_PROBLEM_. Show every line in the entries below where the word "structured" appears.

_Data entries_.
____________

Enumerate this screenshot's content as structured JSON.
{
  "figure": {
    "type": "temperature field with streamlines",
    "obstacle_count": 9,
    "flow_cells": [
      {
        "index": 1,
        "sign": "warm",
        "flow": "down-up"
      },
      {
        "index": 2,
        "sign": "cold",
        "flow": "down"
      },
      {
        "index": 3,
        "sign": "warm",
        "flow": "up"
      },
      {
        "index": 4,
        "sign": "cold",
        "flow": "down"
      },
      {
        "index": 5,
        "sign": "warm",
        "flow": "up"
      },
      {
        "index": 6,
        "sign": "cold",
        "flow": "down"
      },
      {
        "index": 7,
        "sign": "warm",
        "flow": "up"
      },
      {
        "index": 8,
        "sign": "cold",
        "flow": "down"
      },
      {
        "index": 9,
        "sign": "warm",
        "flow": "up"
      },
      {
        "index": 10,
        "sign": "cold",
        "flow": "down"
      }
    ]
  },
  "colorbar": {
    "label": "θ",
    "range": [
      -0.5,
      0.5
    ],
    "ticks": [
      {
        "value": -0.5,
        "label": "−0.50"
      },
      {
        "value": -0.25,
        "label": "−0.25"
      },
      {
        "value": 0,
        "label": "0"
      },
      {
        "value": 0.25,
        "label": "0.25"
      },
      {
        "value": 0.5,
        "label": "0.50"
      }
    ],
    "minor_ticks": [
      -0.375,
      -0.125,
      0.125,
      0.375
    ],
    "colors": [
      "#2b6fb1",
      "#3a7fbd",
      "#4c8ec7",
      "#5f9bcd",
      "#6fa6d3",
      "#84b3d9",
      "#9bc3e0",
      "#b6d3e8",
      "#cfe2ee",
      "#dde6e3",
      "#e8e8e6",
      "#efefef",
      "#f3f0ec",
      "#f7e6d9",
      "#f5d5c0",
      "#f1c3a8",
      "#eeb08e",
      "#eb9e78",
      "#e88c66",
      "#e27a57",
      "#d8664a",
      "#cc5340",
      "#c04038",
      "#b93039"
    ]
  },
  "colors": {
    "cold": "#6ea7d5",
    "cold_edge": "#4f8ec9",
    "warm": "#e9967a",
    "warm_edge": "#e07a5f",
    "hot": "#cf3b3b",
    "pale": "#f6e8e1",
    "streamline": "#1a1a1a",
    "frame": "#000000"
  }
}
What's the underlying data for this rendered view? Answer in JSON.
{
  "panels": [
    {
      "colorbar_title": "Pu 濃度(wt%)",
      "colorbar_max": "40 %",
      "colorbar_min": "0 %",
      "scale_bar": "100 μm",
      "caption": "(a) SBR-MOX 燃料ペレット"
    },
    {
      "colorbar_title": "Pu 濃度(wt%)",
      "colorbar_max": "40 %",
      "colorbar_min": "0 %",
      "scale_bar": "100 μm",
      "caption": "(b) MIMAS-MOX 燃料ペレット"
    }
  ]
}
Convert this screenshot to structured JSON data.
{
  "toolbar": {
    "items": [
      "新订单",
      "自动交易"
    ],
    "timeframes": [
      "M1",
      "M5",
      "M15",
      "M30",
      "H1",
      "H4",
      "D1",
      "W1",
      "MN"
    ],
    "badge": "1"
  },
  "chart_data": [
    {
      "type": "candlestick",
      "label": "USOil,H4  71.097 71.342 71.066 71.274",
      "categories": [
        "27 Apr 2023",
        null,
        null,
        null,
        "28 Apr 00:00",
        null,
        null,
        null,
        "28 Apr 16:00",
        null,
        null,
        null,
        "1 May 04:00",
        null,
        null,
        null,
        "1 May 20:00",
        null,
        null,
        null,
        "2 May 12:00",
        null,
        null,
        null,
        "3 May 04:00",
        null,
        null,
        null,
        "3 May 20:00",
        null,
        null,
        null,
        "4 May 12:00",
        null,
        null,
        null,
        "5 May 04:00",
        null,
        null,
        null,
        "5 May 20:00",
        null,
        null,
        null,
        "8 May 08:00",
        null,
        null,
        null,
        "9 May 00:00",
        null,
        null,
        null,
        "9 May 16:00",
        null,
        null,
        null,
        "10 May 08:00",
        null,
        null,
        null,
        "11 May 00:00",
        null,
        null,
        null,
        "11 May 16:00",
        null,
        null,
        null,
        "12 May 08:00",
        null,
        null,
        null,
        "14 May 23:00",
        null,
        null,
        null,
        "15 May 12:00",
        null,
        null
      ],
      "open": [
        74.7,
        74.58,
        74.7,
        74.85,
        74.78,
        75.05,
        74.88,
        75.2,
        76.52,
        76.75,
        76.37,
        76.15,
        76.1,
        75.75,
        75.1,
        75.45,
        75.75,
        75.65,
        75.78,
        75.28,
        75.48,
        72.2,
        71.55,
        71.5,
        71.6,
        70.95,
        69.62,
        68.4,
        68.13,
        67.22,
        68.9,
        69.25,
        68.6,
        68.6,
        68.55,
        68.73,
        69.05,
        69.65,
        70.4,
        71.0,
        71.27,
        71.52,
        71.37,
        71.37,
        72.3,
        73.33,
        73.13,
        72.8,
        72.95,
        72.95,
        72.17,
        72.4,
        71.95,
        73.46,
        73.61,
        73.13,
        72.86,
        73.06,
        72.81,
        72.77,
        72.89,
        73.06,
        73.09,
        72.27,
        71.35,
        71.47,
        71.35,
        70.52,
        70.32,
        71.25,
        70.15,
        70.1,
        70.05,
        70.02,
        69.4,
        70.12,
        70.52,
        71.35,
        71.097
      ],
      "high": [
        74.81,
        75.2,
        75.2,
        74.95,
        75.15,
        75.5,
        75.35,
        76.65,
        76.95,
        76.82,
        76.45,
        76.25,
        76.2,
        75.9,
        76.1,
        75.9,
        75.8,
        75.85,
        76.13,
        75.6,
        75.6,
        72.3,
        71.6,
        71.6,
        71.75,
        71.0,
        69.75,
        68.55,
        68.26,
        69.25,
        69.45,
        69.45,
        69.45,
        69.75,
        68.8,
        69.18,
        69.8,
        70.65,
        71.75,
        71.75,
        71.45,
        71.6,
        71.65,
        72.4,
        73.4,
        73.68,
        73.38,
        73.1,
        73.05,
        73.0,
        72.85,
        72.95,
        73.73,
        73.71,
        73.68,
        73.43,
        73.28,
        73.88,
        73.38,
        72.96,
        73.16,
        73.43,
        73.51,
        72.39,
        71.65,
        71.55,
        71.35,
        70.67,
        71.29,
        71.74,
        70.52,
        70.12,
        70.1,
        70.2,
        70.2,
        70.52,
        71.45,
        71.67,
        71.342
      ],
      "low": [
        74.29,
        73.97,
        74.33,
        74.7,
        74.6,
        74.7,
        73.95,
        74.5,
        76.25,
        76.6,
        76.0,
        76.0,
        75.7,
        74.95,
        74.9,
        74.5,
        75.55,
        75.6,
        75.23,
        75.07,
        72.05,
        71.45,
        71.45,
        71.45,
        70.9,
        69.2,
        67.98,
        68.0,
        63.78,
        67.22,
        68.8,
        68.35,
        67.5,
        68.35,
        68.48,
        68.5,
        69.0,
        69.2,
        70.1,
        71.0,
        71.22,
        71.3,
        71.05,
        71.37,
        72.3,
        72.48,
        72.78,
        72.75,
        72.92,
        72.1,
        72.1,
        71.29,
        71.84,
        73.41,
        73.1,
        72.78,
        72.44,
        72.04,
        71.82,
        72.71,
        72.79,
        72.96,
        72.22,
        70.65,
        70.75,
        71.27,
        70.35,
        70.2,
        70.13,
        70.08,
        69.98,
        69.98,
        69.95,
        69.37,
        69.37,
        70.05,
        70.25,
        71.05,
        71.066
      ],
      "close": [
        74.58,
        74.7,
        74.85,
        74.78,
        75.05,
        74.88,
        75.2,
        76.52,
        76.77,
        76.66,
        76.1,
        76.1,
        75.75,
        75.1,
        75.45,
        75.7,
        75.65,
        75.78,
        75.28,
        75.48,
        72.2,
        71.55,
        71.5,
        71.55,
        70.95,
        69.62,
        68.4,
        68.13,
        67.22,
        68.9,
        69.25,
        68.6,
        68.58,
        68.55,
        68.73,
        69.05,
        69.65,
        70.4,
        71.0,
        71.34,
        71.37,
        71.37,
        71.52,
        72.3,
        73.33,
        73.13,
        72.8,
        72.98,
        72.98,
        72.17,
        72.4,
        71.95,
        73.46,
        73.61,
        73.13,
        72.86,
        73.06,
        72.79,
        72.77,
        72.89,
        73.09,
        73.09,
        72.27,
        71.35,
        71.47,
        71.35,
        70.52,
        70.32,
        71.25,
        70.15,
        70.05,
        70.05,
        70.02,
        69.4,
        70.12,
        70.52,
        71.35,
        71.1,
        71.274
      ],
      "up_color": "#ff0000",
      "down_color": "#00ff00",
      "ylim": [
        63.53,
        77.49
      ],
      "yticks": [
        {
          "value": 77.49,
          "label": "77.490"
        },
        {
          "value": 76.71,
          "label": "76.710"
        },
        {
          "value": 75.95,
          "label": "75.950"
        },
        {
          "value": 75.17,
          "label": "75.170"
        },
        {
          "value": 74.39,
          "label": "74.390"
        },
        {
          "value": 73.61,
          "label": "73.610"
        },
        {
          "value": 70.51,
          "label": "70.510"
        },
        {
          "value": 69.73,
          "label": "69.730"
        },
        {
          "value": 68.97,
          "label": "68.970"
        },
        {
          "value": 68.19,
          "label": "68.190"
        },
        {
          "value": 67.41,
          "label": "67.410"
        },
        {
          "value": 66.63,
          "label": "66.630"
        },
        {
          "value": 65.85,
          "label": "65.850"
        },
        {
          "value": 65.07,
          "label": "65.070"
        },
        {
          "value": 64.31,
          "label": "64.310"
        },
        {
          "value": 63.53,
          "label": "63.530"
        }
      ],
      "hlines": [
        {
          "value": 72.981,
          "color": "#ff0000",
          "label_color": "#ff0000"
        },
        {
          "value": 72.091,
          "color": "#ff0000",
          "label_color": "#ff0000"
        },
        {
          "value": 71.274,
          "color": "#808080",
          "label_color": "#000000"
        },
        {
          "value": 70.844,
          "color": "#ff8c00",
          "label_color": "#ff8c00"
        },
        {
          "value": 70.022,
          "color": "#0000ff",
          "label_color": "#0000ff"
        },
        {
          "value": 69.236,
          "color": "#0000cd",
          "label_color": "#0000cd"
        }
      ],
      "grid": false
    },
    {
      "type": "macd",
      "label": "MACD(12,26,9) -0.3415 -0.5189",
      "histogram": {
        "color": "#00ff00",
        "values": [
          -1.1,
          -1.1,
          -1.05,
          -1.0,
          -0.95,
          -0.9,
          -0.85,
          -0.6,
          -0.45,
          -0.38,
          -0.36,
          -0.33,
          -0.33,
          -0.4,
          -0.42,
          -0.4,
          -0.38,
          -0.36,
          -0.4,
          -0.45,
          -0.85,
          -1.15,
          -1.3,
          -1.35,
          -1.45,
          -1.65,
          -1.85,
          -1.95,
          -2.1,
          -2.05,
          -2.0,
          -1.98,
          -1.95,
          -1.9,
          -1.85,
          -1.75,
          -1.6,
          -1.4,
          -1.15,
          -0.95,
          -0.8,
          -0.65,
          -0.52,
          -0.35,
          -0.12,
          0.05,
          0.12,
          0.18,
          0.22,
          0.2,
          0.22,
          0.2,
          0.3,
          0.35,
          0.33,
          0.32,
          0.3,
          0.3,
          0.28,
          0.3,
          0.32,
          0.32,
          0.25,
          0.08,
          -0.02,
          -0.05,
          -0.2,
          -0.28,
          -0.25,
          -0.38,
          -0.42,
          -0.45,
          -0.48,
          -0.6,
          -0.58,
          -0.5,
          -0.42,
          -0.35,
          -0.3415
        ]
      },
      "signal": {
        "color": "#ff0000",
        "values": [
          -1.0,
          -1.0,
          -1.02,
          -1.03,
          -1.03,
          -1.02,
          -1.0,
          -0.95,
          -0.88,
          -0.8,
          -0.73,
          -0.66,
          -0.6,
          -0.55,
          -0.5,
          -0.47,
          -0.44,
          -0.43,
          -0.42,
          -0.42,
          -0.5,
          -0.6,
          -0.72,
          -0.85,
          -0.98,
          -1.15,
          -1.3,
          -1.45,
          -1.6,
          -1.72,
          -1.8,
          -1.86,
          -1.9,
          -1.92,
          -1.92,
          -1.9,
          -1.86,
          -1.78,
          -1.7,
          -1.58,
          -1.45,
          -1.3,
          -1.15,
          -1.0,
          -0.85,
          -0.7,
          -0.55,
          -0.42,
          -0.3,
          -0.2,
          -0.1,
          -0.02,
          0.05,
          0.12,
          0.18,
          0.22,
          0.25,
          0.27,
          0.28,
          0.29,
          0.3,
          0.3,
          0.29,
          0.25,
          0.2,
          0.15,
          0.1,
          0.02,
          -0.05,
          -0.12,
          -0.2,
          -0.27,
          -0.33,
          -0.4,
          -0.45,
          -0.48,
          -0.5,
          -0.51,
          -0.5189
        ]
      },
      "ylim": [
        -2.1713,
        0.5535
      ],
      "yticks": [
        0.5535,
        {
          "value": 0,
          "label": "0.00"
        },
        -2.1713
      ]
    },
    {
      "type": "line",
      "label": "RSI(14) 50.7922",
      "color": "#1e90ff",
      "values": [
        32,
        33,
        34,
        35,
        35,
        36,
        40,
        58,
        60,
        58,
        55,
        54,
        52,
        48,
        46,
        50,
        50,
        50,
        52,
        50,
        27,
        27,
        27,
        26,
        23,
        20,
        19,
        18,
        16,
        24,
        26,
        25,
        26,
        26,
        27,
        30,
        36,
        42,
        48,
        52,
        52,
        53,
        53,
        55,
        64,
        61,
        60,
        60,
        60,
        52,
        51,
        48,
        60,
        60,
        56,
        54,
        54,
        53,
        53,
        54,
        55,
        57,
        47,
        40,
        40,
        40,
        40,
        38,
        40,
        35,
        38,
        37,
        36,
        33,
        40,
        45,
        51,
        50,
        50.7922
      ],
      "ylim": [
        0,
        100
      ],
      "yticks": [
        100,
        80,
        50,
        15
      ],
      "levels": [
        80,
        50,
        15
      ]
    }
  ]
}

____________

_ANSWER TO THE PROBLEM_.
Enumerate this screenshot's content as structured JSON.
Convert this screenshot to structured JSON data.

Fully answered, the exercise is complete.